Task description: Output the full listing below exactly as it reads, and skip anything that is a picture.

══════════════════════════════

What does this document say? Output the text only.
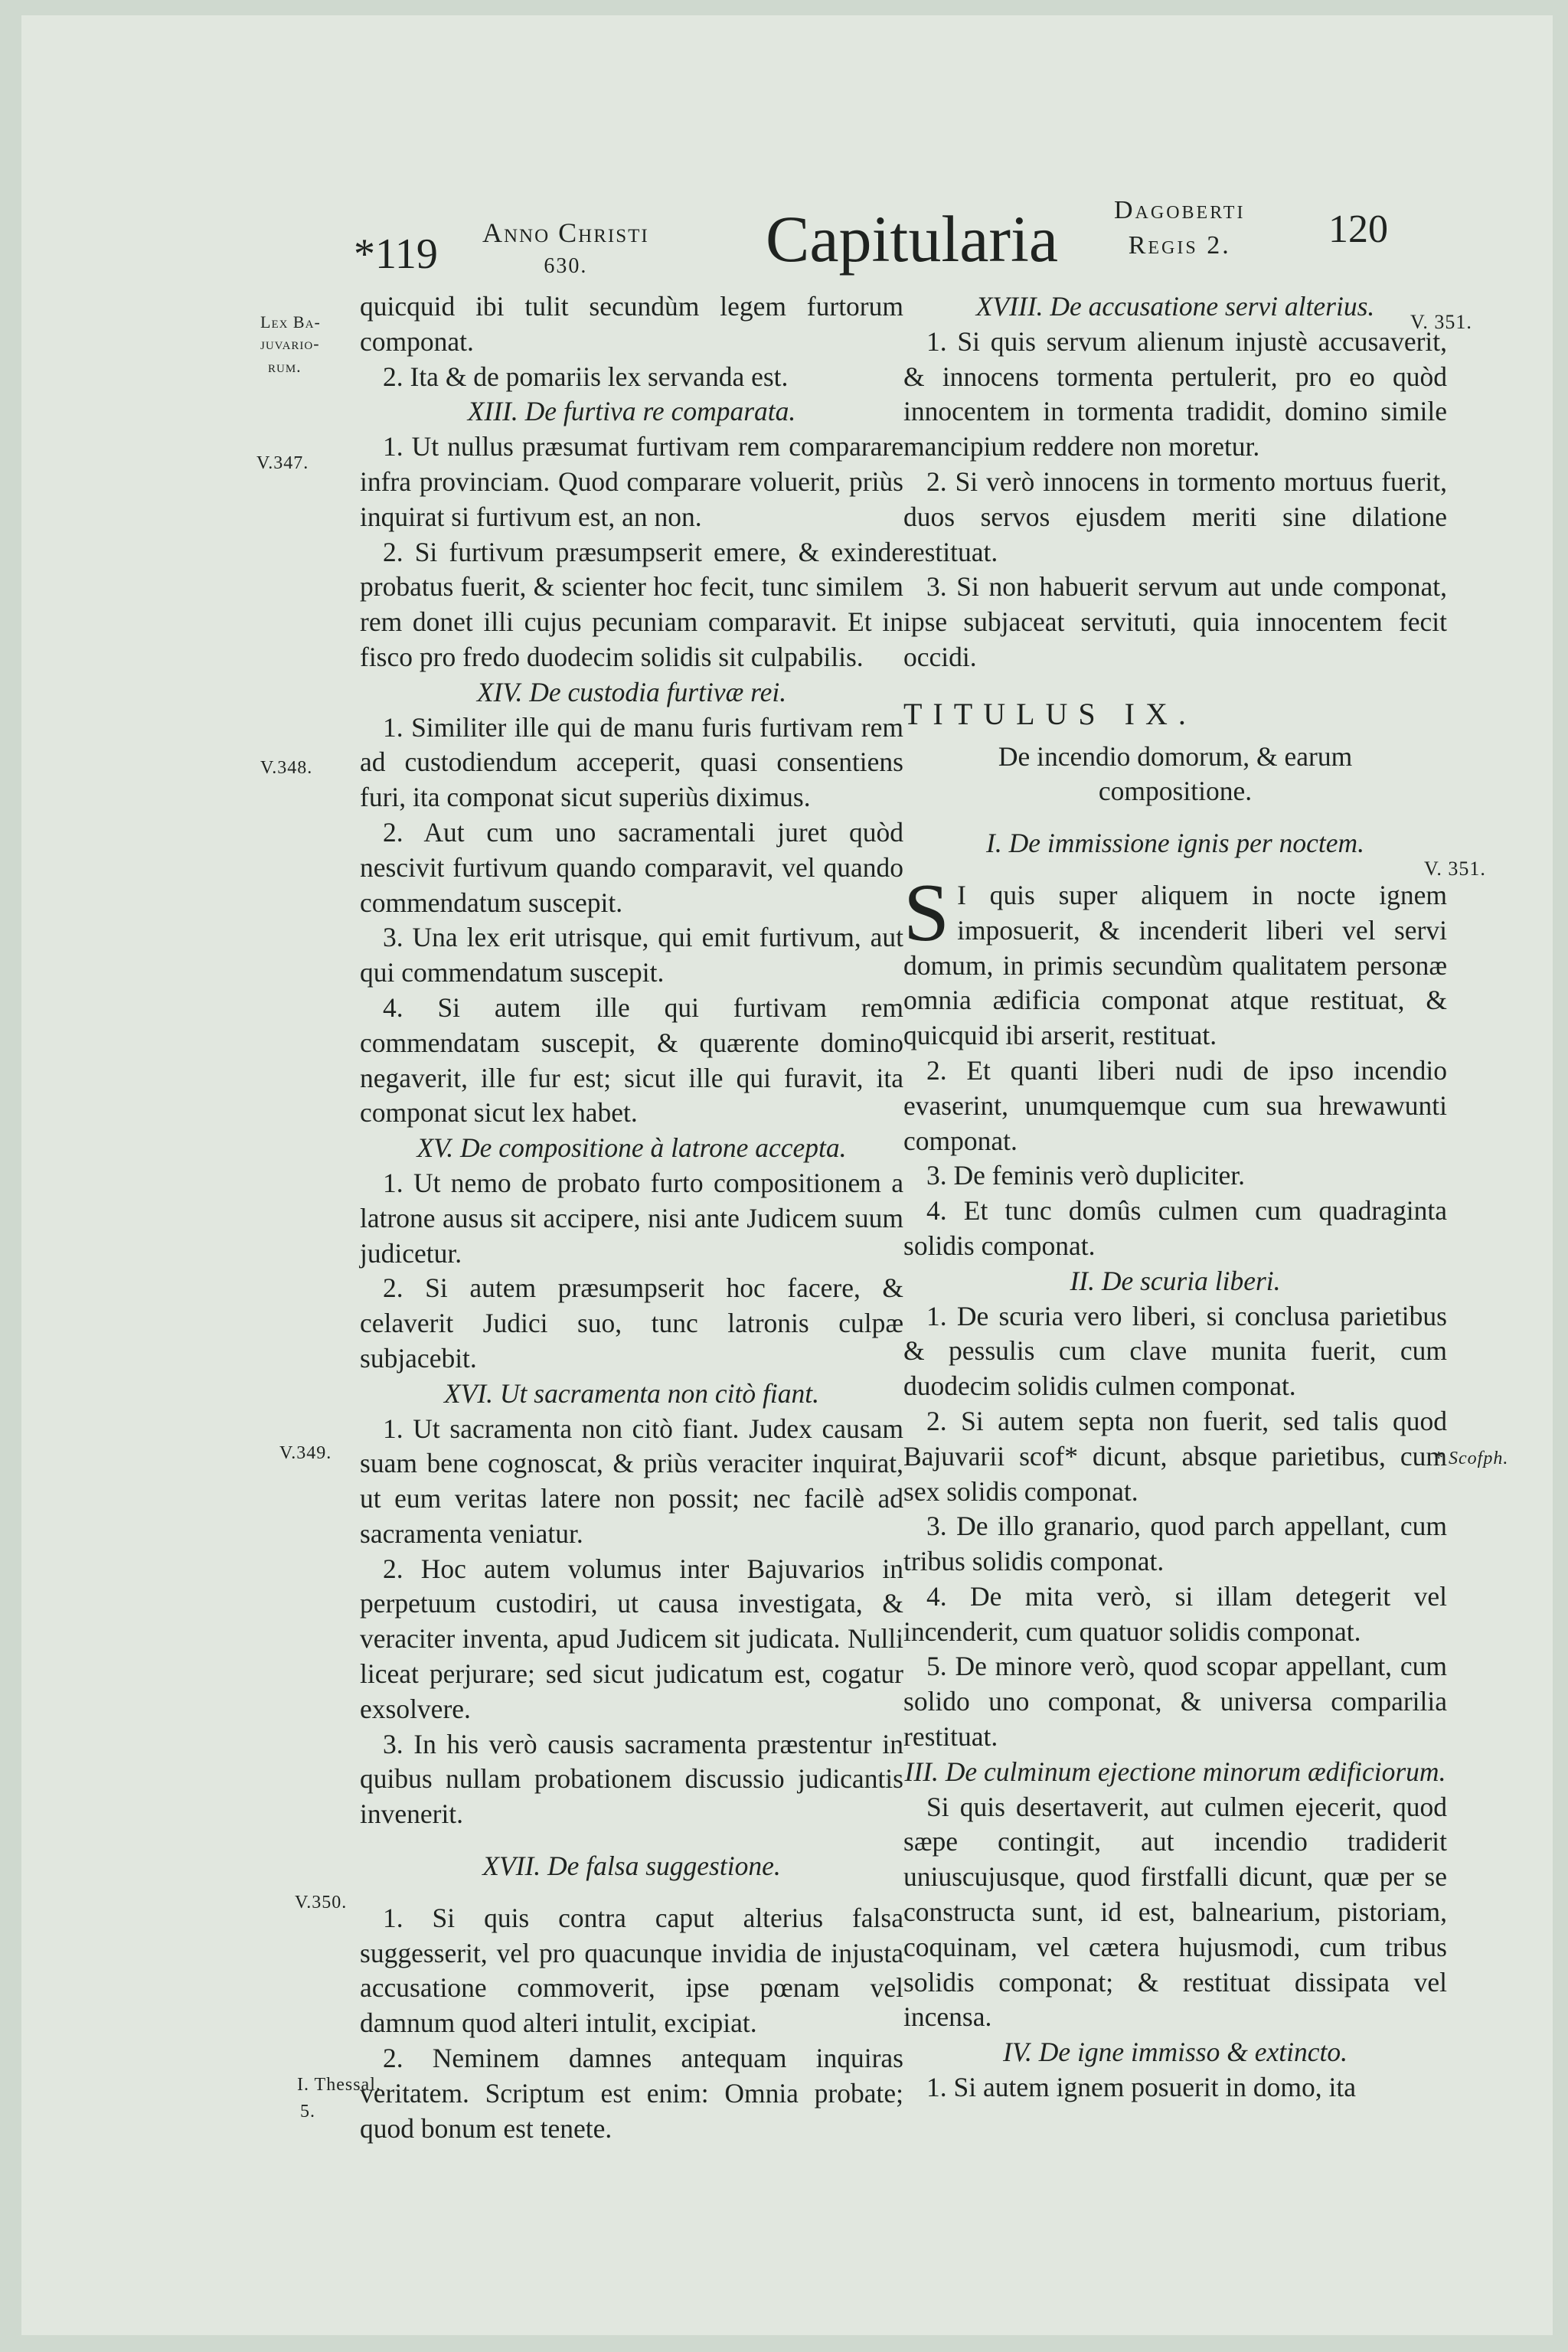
*119 Anno Christi
630.	Capitularia Dagoberti
Regis 2.	120
Lex Ba-
juvario-
rum.
V.347.
V.348.
V.349.
V.350.
I. Thessal.
5.
V. 351.
V. 351.
* Scofph.

quicquid ibi tulit secundùm legem furtorum componat.

2. Ita & de pomariis lex servanda est.

XIII. De furtiva re comparata.

1. Ut nullus præsumat furtivam rem comparare infra provinciam. Quod comparare voluerit, priùs inquirat si furtivum est, an non.

2. Si furtivum præsumpserit emere, & exinde probatus fuerit, & scienter hoc fecit, tunc similem rem donet illi cujus pecuniam comparavit. Et in fisco pro fredo duodecim solidis sit culpabilis.

XIV. De custodia furtivæ rei.

1. Similiter ille qui de manu furis furtivam rem ad custodiendum acceperit, quasi consentiens furi, ita componat sicut superiùs diximus.

2. Aut cum uno sacramentali juret quòd nescivit furtivum quando comparavit, vel quando commendatum suscepit.

3. Una lex erit utrisque, qui emit furtivum, aut qui commendatum suscepit.

4. Si autem ille qui furtivam rem commendatam suscepit, & quærente domino negaverit, ille fur est; sicut ille qui furavit, ita componat sicut lex habet.

XV. De compositione à latrone accepta.

1. Ut nemo de probato furto compositionem a latrone ausus sit accipere, nisi ante Judicem suum judicetur.

2. Si autem præsumpserit hoc facere, & celaverit Judici suo, tunc latronis culpæ subjacebit.

XVI. Ut sacramenta non citò fiant.

1. Ut sacramenta non citò fiant. Judex causam suam bene cognoscat, & priùs veraciter inquirat, ut eum veritas latere non possit; nec facilè ad sacramenta veniatur.

2. Hoc autem volumus inter Bajuvarios in perpetuum custodiri, ut causa investigata, & veraciter inventa, apud Judicem sit judicata. Nulli liceat perjurare; sed sicut judicatum est, cogatur exsolvere.

3. In his verò causis sacramenta præstentur in quibus nullam probationem discussio judicantis invenerit.

XVII. De falsa suggestione.

1. Si quis contra caput alterius falsa suggesserit, vel pro quacunque invidia de injusta accusatione commoverit, ipse pœnam vel damnum quod alteri intulit, excipiat.

2. Neminem damnes antequam inquiras veritatem. Scriptum est enim: Omnia probate; quod bonum est tenete.

XVIII. De accusatione servi alterius.

1. Si quis servum alienum injustè accusaverit, & innocens tormenta pertulerit, pro eo quòd innocentem in tormenta tradidit, domino simile mancipium reddere non moretur.

2. Si verò innocens in tormento mortuus fuerit, duos servos ejusdem meriti sine dilatione restituat.

3. Si non habuerit servum aut unde componat, ipse subjaceat servituti, quia innocentem fecit occidi.

TITULUS IX.

De incendio domorum, & earum compositione.

I. De immissione ignis per noctem.

S I quis super aliquem in nocte ignem imposuerit, & incenderit liberi vel servi domum, in primis secundùm qualitatem personæ omnia ædificia componat atque restituat, & quicquid ibi arserit, restituat.

2. Et quanti liberi nudi de ipso incendio evaserint, unumquemque cum sua hrewawunti componat.

3. De feminis verò dupliciter.

4. Et tunc domûs culmen cum quadraginta solidis componat.

II. De scuria liberi.

1. De scuria vero liberi, si conclusa parietibus & pessulis cum clave munita fuerit, cum duodecim solidis culmen componat.

2. Si autem septa non fuerit, sed talis quod Bajuvarii scof* dicunt, absque parietibus, cum sex solidis componat.

3. De illo granario, quod parch appellant, cum tribus solidis componat.

4. De mita verò, si illam detegerit vel incenderit, cum quatuor solidis componat.

5. De minore verò, quod scopar appellant, cum solido uno componat, & universa comparilia restituat.

III. De culminum ejectione minorum ædificiorum.

Si quis desertaverit, aut culmen ejecerit, quod sæpe contingit, aut incendio tradiderit uniuscujusque, quod firstfalli dicunt, quæ per se constructa sunt, id est, balnearium, pistoriam, coquinam, vel cætera hujusmodi, cum tribus solidis componat; & restituat dissipata vel incensa.

IV. De igne immisso & extincto.

1. Si autem ignem posuerit in domo, ita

══════════════════════════════

Answer to this problem:
What does this document say? Output the text only.
*119 Anno Christi
630.	Capitularia Dagoberti
Regis 2.	120
Lex Ba-
juvario-
rum.
V.347.
V.348.
V.349.
V.350.
I. Thessal.
5.
V. 351.
V. 351.
* Scofph.

quicquid ibi tulit secundùm legem furtorum componat.

2. Ita & de pomariis lex servanda est.

XIII. De furtiva re comparata.

1. Ut nullus præsumat furtivam rem comparare infra provinciam. Quod comparare voluerit, priùs inquirat si furtivum est, an non.

2. Si furtivum præsumpserit emere, & exinde probatus fuerit, & scienter hoc fecit, tunc similem rem donet illi cujus pecuniam comparavit. Et in fisco pro fredo duodecim solidis sit culpabilis.

XIV. De custodia furtivæ rei.

1. Similiter ille qui de manu furis furtivam rem ad custodiendum acceperit, quasi consentiens furi, ita componat sicut superiùs diximus.

2. Aut cum uno sacramentali juret quòd nescivit furtivum quando comparavit, vel quando commendatum suscepit.

3. Una lex erit utrisque, qui emit furtivum, aut qui commendatum suscepit.

4. Si autem ille qui furtivam rem commendatam suscepit, & quærente domino negaverit, ille fur est; sicut ille qui furavit, ita componat sicut lex habet.

XV. De compositione à latrone accepta.

1. Ut nemo de probato furto compositionem a latrone ausus sit accipere, nisi ante Judicem suum judicetur.

2. Si autem præsumpserit hoc facere, & celaverit Judici suo, tunc latronis culpæ subjacebit.

XVI. Ut sacramenta non citò fiant.

1. Ut sacramenta non citò fiant. Judex causam suam bene cognoscat, & priùs veraciter inquirat, ut eum veritas latere non possit; nec facilè ad sacramenta veniatur.

2. Hoc autem volumus inter Bajuvarios in perpetuum custodiri, ut causa investigata, & veraciter inventa, apud Judicem sit judicata. Nulli liceat perjurare; sed sicut judicatum est, cogatur exsolvere.

3. In his verò causis sacramenta præstentur in quibus nullam probationem discussio judicantis invenerit.

XVII. De falsa suggestione.

1. Si quis contra caput alterius falsa suggesserit, vel pro quacunque invidia de injusta accusatione commoverit, ipse pœnam vel damnum quod alteri intulit, excipiat.

2. Neminem damnes antequam inquiras veritatem. Scriptum est enim: Omnia probate; quod bonum est tenete.

XVIII. De accusatione servi alterius.

1. Si quis servum alienum injustè accusaverit, & innocens tormenta pertulerit, pro eo quòd innocentem in tormenta tradidit, domino simile mancipium reddere non moretur.

2. Si verò innocens in tormento mortuus fuerit, duos servos ejusdem meriti sine dilatione restituat.

3. Si non habuerit servum aut unde componat, ipse subjaceat servituti, quia innocentem fecit occidi.

TITULUS IX.

De incendio domorum, & earum compositione.

I. De immissione ignis per noctem.

S I quis super aliquem in nocte ignem imposuerit, & incenderit liberi vel servi domum, in primis secundùm qualitatem personæ omnia ædificia componat atque restituat, & quicquid ibi arserit, restituat.

2. Et quanti liberi nudi de ipso incendio evaserint, unumquemque cum sua hrewawunti componat.

3. De feminis verò dupliciter.

4. Et tunc domûs culmen cum quadraginta solidis componat.

II. De scuria liberi.

1. De scuria vero liberi, si conclusa parietibus & pessulis cum clave munita fuerit, cum duodecim solidis culmen componat.

2. Si autem septa non fuerit, sed talis quod Bajuvarii scof* dicunt, absque parietibus, cum sex solidis componat.

3. De illo granario, quod parch appellant, cum tribus solidis componat.

4. De mita verò, si illam detegerit vel incenderit, cum quatuor solidis componat.

5. De minore verò, quod scopar appellant, cum solido uno componat, & universa comparilia restituat.

III. De culminum ejectione minorum ædificiorum.

Si quis desertaverit, aut culmen ejecerit, quod sæpe contingit, aut incendio tradiderit uniuscujusque, quod firstfalli dicunt, quæ per se constructa sunt, id est, balnearium, pistoriam, coquinam, vel cætera hujusmodi, cum tribus solidis componat; & restituat dissipata vel incensa.

IV. De igne immisso & extincto.

1. Si autem ignem posuerit in domo, ita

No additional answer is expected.